## Aufgabenstellung
Welche Zeilen im folgenden Material enthalten die Zeichenfolge „entry“? Gib jede dieser Zeilen vollständig an.

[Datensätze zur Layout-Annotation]
<<<<
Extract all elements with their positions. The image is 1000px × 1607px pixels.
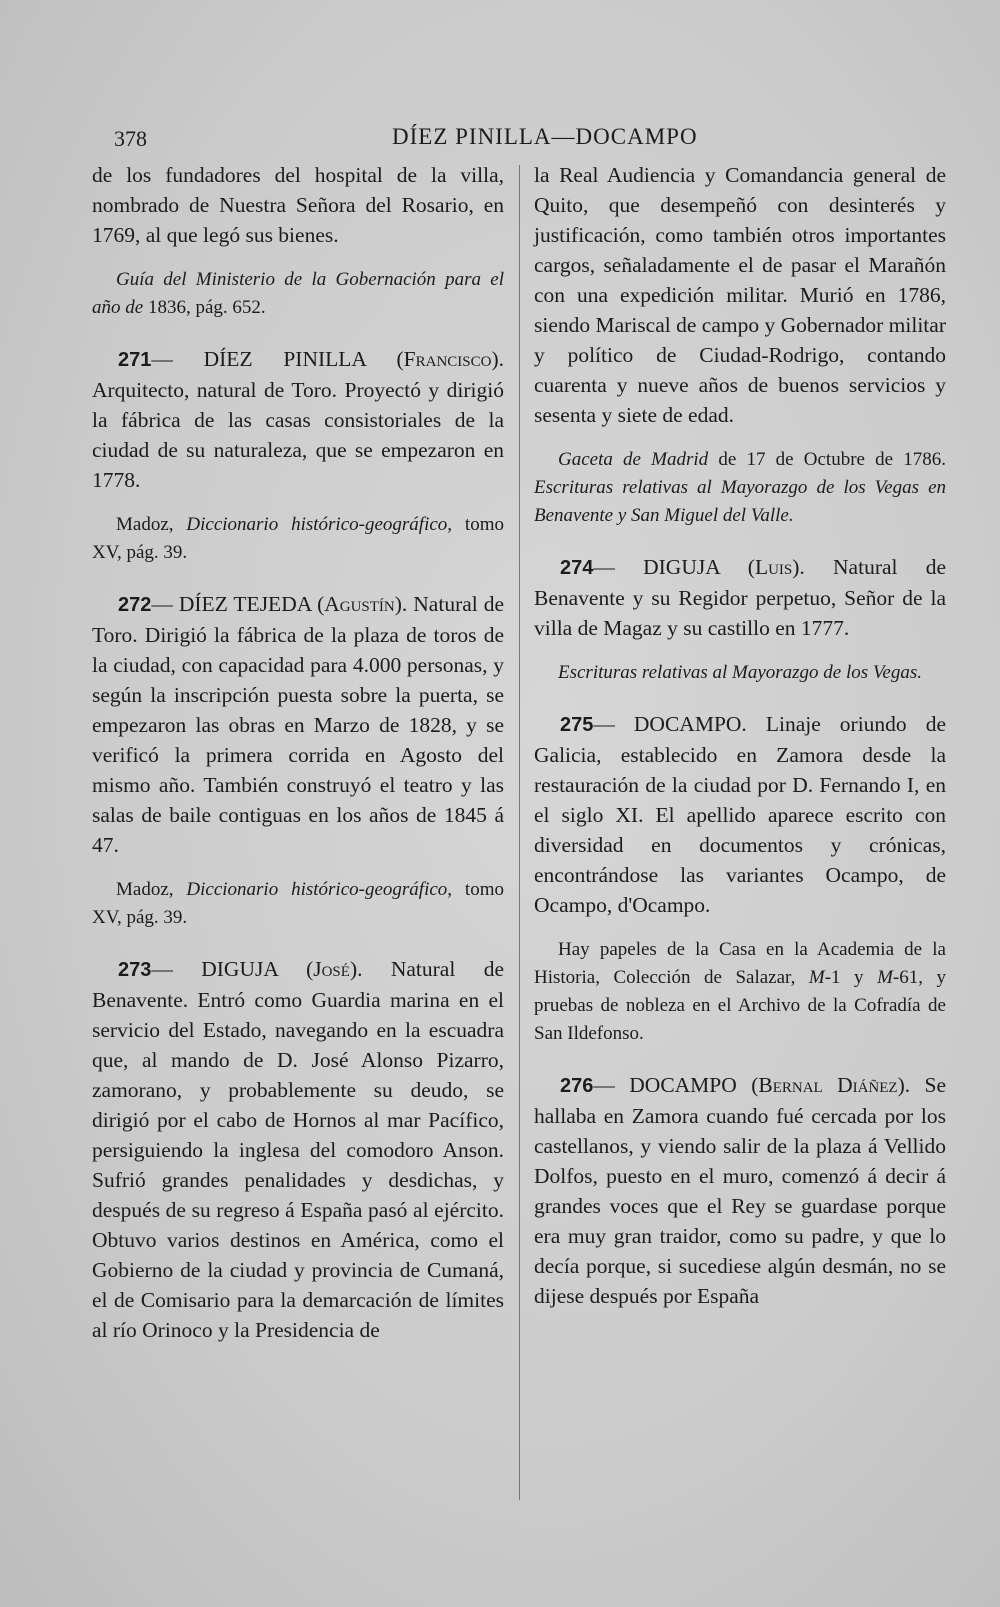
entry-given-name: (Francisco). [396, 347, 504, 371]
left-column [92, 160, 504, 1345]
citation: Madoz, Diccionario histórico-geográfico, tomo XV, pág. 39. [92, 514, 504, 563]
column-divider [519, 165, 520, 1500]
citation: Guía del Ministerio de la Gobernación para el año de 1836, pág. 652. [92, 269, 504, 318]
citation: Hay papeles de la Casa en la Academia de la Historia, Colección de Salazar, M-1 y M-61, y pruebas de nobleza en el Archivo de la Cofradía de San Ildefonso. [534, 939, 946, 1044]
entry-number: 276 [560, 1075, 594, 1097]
>>>>
## Die Antwort
entry-given-name: (Francisco). [396, 347, 504, 371]
entry-number: 276 [560, 1075, 594, 1097]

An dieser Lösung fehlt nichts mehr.